WORK INSTRUCTIONS
Each entry should be quoted word for word, including every mark of punctuation.

Records contained in a dataset:
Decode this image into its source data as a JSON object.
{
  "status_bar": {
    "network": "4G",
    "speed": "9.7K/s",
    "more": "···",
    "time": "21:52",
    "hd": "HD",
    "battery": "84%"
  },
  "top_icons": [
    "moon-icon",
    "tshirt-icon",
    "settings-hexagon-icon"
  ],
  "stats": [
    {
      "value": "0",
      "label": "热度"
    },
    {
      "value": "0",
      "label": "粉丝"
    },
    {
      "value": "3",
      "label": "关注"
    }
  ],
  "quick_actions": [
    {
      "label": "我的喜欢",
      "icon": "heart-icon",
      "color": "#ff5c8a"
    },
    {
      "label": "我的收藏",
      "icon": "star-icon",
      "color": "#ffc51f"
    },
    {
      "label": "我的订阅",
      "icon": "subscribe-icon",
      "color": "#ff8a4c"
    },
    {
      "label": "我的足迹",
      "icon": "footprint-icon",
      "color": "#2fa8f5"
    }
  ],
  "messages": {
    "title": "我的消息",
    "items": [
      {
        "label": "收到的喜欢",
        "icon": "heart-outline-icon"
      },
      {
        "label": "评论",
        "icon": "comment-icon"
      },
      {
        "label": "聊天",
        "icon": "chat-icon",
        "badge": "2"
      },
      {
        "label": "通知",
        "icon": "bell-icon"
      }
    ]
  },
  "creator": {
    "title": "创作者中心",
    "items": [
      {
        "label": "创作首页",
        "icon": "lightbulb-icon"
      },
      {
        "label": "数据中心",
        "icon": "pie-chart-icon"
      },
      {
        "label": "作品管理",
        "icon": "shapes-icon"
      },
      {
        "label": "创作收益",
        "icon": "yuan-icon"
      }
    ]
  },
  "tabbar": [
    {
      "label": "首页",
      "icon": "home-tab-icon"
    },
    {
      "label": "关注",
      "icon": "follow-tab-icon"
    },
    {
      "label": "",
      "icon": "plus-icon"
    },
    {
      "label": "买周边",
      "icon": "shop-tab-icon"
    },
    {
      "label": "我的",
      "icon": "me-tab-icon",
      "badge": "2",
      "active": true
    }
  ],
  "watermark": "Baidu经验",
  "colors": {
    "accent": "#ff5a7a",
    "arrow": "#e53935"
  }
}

SOLUTION FOR THIS EXERCISE
Decode this image into its source data as a JSON object.
{
  "status_bar": {
    "network": "4G",
    "speed": "9.7K/s",
    "more": "···",
    "time": "21:52",
    "hd": "HD",
    "battery": "84%"
  },
  "top_icons": [
    "moon-icon",
    "tshirt-icon",
    "settings-hexagon-icon"
  ],
  "stats": [
    {
      "value": "0",
      "label": "热度"
    },
    {
      "value": "0",
      "label": "粉丝"
    },
    {
      "value": "3",
      "label": "关注"
    }
  ],
  "quick_actions": [
    {
      "label": "我的喜欢",
      "icon": "heart-icon",
      "color": "#ff5c8a"
    },
    {
      "label": "我的收藏",
      "icon": "star-icon",
      "color": "#ffc51f"
    },
    {
      "label": "我的订阅",
      "icon": "subscribe-icon",
      "color": "#ff8a4c"
    },
    {
      "label": "我的足迹",
      "icon": "footprint-icon",
      "color": "#2fa8f5"
    }
  ],
  "messages": {
    "title": "我的消息",
    "items": [
      {
        "label": "收到的喜欢",
        "icon": "heart-outline-icon"
      },
      {
        "label": "评论",
        "icon": "comment-icon"
      },
      {
        "label": "聊天",
        "icon": "chat-icon",
        "badge": "2"
      },
      {
        "label": "通知",
        "icon": "bell-icon"
      }
    ]
  },
  "creator": {
    "title": "创作者中心",
    "items": [
      {
        "label": "创作首页",
        "icon": "lightbulb-icon"
      },
      {
        "label": "数据中心",
        "icon": "pie-chart-icon"
      },
      {
        "label": "作品管理",
        "icon": "shapes-icon"
      },
      {
        "label": "创作收益",
        "icon": "yuan-icon"
      }
    ]
  },
  "tabbar": [
    {
      "label": "首页",
      "icon": "home-tab-icon"
    },
    {
      "label": "关注",
      "icon": "follow-tab-icon"
    },
    {
      "label": "",
      "icon": "plus-icon"
    },
    {
      "label": "买周边",
      "icon": "shop-tab-icon"
    },
    {
      "label": "我的",
      "icon": "me-tab-icon",
      "badge": "2",
      "active": true
    }
  ],
  "watermark": "Baidu经验",
  "colors": {
    "accent": "#ff5a7a",
    "arrow": "#e53935"
  }
}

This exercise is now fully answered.